(練習課題)
a – 本文抜粋のうち「たとえばアメリカは」で始まる段落を、主な事実を残したまま箇条書きにまとめてください。
b – 次の(i)〜(iii)が本文抜粋の内容と一致するかを、それぞれ「はい」か「いいえ」で判定してください。判定の決め手となる本文の語句も正確に引用してください。
(i) 「ダイアグノーシス」は英語で「診断」を意味する。
(ii) 激しい筋肉痛に悩む女性は、検査で異常が見つかった。
(iii) 日本では、スイッチOTC医薬品を購入しても所得控除は受けられない。

---- 本文抜粋

たとえばアメリカは、医療費が高くて簡単に病院に行けないともあって、健康管理意識が高い人が多いと言われています。実際、「セルフメディケーション(自己判断で健康の維持や病気の予防に取り組むこと)」が推進されており、まず不調を感じたら自分でインターネットを使って調べ、ドラッグストアで薬を入手するのが一般的。日本でもこの「セルフメディケーション」は医療費増大の対策として勧められており、「スイッチOTC医薬品(医者から処方される薬のうち、安全性が高いことから市販薬にスイッチしたもの)」と言われる薬を購入した場合は、所得控除を受けることもできるようになってきています。

つまり、日本を医療費で滅ぼしてしまわないためには、私たち個人ができる範囲で医療知識を身に着け、健康意識を高めることが必要ということ。でも、医療知識と言われると、何だかとっても難しそうで「無理……」と思ってしまいますよね。そこで、冒頭でオススメした『ダイアグノーシス』を是非見ていただきたいと思うのです。


自分を守る術をドラマチックに、分かりやすく!


ダイアグノーシスとは英語で「診断」という意味。そのタイトルが示す通り医療ものドキュメンタリーで、原因不明の症状に悩まされる人たちを、ある女性医師がネットを駆使して情報集め、原因またはベストな治療法を探っていくというもの。

ある女性は、しばしば動けないほどの激しい筋肉痛に襲われる、という謎の症状に悩まされています。様々な疾患を疑って検査を受けるも全て異常なし。とにかく原因が分からないのです。そこで彼女は女性医師の力を借りて、ネットを通じて世界中から意見を募集します。「糖尿病からきているかもしれない」「ライム病かもしれない」など、人々は様々な原因の可能性を提案。見ていると、「なるほど、不調の原因というのはこんなふうに推測し、そしてそこから治療方法を考えていくのか」と、言葉は悪いですが面白くなっていきます。そして気づけば、「私はここから原因がきていると思うなあ」などと、にわか医者のような気分で診断している自分がいたりします。

 

医療知識を身に着け、自分の不調の原因を推理することは想像以上に面白い!

--------
---- 提供データ

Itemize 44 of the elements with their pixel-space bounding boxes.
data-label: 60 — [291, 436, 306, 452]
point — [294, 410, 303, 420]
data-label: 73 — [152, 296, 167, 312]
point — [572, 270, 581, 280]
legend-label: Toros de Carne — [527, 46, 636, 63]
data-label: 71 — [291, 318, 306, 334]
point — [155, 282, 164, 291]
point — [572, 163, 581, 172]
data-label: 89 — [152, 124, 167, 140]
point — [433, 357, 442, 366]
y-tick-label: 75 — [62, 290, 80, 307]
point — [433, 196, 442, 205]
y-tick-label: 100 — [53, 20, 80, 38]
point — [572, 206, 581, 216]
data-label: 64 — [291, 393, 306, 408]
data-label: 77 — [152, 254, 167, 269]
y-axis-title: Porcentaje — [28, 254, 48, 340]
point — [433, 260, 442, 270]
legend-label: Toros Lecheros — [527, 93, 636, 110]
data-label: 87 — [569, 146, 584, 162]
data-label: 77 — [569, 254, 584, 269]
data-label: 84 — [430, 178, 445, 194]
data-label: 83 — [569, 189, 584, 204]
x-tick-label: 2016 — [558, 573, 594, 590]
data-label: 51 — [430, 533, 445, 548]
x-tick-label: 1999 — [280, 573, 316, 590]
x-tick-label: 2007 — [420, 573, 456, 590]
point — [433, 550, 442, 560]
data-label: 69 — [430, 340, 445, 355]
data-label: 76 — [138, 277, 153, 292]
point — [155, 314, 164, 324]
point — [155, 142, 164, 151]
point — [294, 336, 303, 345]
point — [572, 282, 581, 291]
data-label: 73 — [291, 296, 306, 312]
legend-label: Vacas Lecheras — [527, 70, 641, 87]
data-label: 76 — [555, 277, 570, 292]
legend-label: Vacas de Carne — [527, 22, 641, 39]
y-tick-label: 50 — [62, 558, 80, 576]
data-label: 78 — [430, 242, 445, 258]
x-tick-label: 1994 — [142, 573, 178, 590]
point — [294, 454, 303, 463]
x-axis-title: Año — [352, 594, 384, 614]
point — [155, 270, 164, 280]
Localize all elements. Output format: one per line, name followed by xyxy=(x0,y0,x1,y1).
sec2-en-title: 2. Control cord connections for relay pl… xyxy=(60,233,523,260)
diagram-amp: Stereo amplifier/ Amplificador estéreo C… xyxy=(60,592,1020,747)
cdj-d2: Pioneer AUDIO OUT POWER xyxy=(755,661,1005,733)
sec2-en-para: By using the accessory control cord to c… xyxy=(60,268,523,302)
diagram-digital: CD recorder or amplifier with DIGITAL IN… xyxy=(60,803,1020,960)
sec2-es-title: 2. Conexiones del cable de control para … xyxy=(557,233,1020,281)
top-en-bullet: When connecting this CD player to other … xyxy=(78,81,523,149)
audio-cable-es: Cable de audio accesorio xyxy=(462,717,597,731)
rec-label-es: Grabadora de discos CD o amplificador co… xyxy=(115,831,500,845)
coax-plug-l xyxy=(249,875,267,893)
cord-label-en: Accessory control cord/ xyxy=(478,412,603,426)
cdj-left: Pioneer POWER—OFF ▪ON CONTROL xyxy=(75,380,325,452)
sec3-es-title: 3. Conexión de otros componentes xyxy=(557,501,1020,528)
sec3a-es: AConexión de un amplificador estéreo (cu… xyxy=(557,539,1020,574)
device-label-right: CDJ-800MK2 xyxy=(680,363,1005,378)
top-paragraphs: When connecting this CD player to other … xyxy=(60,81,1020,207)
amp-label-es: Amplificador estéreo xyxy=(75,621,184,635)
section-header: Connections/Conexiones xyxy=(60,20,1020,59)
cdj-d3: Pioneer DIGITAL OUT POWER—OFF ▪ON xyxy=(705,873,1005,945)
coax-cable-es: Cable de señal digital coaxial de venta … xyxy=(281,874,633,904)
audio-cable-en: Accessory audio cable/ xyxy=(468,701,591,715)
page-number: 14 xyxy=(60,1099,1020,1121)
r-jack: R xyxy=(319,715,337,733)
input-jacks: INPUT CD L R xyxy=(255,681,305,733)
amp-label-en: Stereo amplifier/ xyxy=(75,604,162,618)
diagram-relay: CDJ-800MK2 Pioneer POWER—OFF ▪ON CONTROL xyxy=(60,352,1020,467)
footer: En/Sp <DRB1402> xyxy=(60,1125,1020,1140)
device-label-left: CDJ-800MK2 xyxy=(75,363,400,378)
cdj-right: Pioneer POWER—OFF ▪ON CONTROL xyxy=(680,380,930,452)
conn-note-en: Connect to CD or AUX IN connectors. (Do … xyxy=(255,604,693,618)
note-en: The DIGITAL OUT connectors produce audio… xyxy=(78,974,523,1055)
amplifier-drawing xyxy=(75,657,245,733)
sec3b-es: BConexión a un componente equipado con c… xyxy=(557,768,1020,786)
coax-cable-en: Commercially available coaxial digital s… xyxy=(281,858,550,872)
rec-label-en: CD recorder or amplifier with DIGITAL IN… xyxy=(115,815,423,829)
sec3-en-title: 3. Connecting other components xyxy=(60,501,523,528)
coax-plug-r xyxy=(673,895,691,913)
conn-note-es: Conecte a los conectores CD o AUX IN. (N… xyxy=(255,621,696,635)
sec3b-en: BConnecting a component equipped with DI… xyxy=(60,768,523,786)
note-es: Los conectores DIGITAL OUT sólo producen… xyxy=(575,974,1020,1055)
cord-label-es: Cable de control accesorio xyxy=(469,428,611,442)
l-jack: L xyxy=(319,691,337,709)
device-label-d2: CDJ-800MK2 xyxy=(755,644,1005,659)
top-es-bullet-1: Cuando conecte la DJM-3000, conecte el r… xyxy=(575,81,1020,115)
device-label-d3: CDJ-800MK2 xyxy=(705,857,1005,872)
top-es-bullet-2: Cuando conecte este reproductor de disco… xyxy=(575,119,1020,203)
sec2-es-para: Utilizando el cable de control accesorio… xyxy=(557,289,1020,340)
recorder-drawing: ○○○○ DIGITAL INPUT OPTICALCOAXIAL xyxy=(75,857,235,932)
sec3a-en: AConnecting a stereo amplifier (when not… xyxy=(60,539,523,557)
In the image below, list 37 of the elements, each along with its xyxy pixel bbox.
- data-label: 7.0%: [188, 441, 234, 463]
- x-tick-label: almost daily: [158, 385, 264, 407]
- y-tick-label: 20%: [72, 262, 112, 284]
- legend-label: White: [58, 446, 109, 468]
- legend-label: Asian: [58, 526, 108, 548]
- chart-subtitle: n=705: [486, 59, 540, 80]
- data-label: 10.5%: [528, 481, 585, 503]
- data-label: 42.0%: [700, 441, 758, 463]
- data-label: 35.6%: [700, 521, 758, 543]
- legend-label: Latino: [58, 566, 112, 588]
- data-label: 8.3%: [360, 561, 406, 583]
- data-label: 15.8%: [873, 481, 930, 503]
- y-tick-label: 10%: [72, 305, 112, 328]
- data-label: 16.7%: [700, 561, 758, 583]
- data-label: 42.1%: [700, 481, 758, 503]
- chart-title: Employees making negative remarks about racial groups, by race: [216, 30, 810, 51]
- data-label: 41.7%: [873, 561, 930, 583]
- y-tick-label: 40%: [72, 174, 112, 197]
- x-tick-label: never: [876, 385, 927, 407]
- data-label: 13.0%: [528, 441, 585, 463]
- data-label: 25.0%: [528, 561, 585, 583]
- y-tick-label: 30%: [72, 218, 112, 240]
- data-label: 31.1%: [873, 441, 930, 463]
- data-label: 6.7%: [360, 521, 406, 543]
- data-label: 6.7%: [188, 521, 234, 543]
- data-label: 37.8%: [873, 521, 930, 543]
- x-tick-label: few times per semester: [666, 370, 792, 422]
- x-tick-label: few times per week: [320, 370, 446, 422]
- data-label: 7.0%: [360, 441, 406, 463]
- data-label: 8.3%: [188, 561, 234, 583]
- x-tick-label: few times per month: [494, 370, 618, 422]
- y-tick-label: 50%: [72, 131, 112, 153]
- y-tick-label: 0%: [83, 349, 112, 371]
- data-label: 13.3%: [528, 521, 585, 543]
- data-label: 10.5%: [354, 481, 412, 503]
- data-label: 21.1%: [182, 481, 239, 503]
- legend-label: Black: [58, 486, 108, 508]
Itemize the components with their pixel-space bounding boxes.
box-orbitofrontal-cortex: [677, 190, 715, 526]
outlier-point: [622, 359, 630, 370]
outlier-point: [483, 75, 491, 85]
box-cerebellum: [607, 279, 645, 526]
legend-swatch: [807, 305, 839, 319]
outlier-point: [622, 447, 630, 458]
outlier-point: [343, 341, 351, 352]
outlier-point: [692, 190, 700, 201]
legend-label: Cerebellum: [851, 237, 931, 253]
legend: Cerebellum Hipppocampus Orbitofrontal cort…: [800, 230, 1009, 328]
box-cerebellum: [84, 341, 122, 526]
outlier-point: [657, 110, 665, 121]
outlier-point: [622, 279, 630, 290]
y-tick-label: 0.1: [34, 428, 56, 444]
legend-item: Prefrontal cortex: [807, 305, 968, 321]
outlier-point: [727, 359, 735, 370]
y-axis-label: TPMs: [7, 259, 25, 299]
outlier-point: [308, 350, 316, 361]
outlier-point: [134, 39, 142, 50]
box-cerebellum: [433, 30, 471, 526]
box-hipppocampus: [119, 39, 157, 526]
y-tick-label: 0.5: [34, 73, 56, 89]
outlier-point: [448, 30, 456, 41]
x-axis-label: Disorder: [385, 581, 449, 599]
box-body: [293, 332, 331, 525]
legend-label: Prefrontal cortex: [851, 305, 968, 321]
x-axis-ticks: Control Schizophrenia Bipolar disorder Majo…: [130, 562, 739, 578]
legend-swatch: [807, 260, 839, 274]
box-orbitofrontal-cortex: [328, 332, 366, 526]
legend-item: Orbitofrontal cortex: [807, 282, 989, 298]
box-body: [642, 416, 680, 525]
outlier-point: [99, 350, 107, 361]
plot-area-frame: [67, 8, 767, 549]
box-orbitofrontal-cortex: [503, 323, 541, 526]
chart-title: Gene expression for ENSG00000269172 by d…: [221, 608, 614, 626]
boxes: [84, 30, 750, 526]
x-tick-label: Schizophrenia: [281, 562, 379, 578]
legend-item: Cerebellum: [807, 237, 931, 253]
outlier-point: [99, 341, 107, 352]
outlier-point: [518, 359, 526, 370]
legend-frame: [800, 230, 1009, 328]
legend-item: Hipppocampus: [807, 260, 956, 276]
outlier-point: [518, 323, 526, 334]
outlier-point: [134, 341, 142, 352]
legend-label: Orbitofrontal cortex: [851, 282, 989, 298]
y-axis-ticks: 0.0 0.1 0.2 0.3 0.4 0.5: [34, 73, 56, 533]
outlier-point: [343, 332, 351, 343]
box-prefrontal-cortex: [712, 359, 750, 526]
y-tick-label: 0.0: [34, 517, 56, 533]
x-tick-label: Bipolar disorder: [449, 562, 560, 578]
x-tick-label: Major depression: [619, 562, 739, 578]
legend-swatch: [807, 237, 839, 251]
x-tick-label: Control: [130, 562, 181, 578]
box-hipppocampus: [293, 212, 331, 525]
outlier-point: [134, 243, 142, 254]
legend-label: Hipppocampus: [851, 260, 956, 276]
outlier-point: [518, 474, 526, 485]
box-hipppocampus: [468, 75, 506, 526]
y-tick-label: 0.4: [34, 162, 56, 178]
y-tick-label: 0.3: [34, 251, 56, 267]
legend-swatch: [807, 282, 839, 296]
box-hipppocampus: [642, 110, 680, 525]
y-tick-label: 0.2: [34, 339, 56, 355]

--------

(解答一覧)
a –
- アメリカは医療費が高く、簡単には病院に行けないため、健康管理意識が高い人が多いと言われている。
- アメリカでは「セルフメディケーション」が推進されている。不調を感じたらまず自分でインターネットを使って調べ、ドラッグストアで薬を入手するのが一般的である。
- 日本でもセルフメディケーションが、医療費増大の対策として勧められている。
- 日本では「スイッチOTC医薬品」を購入した場合、所得控除を受けられるようになってきている。

b –
(i) はい:『ダイアグノーシスとは英語で「診断」という意味』
(ii) いいえ:『様々な疾患を疑って検査を受けるも全て異常なし』
(iii) いいえ:『購入した場合は、所得控除を受けることもできるようになってきています』